Start of Entries supplied

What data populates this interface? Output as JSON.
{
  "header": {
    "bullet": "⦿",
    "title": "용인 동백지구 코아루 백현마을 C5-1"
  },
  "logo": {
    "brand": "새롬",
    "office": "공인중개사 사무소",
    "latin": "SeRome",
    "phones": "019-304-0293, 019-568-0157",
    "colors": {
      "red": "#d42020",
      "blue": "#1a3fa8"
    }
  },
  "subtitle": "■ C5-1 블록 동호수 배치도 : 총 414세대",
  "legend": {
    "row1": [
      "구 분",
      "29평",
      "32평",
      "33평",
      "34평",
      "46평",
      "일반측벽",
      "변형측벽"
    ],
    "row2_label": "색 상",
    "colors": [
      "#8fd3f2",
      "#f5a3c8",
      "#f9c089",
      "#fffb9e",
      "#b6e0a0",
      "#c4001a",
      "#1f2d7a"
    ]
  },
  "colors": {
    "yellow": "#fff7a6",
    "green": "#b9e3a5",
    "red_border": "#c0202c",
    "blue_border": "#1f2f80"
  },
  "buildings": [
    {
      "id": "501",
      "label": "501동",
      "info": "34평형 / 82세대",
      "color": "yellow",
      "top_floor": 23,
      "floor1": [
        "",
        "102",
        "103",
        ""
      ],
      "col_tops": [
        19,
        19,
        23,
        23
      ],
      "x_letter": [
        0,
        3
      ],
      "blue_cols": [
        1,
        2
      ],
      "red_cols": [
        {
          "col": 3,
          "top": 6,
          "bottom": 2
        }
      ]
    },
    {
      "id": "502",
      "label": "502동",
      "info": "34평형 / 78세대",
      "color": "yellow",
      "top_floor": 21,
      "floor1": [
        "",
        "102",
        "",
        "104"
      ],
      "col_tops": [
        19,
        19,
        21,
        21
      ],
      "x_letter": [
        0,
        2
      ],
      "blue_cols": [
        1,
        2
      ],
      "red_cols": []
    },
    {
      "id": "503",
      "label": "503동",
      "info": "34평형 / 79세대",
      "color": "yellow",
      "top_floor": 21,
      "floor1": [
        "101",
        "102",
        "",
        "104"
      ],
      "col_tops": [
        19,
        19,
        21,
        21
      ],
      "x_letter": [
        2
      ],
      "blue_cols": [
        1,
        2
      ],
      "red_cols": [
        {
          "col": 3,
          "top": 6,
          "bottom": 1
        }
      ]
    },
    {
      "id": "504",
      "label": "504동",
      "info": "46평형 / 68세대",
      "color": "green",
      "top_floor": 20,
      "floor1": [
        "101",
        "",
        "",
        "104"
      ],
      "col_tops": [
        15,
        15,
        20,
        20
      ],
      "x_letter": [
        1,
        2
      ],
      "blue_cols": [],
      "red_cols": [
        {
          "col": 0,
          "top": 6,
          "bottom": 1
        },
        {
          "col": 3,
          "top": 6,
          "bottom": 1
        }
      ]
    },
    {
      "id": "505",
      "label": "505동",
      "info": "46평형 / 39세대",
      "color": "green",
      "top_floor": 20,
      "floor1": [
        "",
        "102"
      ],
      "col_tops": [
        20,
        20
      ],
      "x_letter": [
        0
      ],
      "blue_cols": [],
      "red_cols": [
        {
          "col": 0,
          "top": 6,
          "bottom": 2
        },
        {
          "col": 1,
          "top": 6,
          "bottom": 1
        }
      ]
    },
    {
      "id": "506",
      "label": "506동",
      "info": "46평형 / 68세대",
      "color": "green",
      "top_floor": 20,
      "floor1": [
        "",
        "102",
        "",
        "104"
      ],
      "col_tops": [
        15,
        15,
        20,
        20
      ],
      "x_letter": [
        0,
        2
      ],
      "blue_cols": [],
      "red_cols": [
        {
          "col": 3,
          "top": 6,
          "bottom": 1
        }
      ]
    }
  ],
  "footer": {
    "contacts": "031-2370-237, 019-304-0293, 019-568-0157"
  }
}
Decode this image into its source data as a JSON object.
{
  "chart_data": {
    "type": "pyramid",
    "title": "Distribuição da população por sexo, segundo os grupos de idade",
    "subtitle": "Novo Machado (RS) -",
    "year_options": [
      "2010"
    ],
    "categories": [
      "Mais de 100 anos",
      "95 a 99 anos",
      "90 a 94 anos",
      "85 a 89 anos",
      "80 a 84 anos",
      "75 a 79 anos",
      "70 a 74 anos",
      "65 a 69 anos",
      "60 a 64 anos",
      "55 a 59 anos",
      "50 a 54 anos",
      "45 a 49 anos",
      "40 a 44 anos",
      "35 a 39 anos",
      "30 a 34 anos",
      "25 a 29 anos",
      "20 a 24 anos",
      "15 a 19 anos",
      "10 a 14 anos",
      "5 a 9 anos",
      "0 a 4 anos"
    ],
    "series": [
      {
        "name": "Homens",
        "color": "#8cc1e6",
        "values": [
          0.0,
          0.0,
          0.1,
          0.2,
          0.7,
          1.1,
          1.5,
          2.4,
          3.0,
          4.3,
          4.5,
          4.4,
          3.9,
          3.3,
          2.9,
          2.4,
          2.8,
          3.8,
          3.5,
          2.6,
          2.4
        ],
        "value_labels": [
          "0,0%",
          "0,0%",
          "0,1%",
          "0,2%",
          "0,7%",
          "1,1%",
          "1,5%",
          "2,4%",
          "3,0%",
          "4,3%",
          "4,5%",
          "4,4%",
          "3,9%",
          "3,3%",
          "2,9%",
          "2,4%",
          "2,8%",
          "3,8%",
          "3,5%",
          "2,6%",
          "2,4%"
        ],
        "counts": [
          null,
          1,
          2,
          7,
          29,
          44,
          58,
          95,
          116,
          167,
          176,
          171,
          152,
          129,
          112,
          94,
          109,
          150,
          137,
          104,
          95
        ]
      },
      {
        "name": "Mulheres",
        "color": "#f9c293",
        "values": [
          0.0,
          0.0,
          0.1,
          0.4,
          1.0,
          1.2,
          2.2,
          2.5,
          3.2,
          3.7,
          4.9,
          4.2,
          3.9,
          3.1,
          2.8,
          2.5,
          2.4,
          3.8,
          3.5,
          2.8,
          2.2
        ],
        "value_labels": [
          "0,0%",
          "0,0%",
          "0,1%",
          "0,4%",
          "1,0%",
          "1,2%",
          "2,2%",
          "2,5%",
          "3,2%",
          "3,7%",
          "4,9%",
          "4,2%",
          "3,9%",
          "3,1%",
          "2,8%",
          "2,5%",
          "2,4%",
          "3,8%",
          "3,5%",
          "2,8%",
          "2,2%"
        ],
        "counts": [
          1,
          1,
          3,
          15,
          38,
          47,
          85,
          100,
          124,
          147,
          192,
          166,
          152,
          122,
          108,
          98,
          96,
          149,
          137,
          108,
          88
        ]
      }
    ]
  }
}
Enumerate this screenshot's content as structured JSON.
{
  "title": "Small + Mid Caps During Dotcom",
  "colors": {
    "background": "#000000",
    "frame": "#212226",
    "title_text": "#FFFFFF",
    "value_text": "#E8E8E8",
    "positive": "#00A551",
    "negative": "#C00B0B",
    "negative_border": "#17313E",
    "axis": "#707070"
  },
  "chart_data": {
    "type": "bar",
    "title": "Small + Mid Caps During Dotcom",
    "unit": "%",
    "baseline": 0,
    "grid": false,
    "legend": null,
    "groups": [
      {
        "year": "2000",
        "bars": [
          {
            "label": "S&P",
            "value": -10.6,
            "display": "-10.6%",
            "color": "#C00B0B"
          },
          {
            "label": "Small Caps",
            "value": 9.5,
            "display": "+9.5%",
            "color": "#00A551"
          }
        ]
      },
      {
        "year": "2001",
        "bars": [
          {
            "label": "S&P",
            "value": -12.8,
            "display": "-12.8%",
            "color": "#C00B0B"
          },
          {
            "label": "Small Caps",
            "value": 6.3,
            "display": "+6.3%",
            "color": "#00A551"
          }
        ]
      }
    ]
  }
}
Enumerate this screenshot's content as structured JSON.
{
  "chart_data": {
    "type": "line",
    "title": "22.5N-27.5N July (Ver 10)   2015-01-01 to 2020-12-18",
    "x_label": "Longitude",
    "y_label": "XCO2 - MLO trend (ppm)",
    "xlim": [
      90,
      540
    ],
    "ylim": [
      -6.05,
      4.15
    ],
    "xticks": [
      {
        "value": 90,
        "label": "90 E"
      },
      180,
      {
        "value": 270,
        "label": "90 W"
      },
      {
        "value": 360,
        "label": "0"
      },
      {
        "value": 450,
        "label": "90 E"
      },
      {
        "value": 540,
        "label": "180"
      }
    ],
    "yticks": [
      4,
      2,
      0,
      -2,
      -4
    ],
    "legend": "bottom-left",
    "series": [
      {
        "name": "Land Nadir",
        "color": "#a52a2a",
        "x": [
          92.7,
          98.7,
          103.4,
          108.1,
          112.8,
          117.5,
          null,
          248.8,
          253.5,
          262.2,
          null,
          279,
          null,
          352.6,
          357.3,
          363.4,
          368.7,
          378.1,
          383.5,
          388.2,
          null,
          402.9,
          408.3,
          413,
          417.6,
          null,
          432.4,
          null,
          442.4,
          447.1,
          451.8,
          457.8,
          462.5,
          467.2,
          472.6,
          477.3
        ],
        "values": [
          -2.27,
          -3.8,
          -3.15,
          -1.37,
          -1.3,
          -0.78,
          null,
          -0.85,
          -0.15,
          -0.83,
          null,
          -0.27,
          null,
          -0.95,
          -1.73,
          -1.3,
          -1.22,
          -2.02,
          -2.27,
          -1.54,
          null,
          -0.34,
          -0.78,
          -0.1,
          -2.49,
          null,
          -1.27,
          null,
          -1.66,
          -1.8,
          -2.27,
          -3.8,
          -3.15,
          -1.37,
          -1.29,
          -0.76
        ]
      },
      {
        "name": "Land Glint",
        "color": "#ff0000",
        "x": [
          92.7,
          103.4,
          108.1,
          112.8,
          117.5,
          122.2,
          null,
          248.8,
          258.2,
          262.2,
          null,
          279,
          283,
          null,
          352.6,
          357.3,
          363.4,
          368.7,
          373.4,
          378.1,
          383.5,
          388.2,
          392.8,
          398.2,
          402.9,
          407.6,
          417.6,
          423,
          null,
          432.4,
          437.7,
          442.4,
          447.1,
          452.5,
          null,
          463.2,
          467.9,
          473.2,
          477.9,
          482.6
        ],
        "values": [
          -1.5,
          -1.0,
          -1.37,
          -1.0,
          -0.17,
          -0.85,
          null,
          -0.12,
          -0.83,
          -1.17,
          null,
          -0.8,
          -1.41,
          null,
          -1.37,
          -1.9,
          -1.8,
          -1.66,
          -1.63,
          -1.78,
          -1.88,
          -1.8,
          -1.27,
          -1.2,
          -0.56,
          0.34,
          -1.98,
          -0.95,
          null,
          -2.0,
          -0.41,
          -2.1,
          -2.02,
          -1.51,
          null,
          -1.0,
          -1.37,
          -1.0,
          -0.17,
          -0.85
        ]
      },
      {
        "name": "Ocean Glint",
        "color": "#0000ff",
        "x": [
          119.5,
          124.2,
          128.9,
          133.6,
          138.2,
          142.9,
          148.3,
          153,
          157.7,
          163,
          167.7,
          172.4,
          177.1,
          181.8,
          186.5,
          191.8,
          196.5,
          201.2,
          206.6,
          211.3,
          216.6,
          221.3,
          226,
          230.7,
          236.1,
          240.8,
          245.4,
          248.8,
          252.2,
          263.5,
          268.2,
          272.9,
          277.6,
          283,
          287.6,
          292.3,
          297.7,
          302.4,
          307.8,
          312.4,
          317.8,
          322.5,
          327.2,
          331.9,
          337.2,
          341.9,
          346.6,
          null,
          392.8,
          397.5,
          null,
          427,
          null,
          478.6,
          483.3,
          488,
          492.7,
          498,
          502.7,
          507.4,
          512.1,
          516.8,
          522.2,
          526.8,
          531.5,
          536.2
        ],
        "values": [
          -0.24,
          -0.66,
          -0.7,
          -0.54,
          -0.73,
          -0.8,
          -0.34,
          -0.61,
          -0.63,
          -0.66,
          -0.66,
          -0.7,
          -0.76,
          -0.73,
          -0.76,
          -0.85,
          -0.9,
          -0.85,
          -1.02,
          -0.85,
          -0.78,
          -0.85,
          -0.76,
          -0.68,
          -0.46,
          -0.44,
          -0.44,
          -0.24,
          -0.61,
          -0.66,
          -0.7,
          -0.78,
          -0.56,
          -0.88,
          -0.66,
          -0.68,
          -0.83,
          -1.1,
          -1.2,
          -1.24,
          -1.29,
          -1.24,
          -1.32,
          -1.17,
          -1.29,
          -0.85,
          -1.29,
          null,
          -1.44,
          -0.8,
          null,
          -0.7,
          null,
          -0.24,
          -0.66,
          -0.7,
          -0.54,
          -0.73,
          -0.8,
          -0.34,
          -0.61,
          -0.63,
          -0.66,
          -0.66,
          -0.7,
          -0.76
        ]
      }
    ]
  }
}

End of Entries supplied

▶ **Task to carry out**
Copy and report every line where the word "Dotcom" is present.

▶ **Written solution**
  "title": "Small + Mid Caps During Dotcom",
    "title": "Small + Mid Caps During Dotcom",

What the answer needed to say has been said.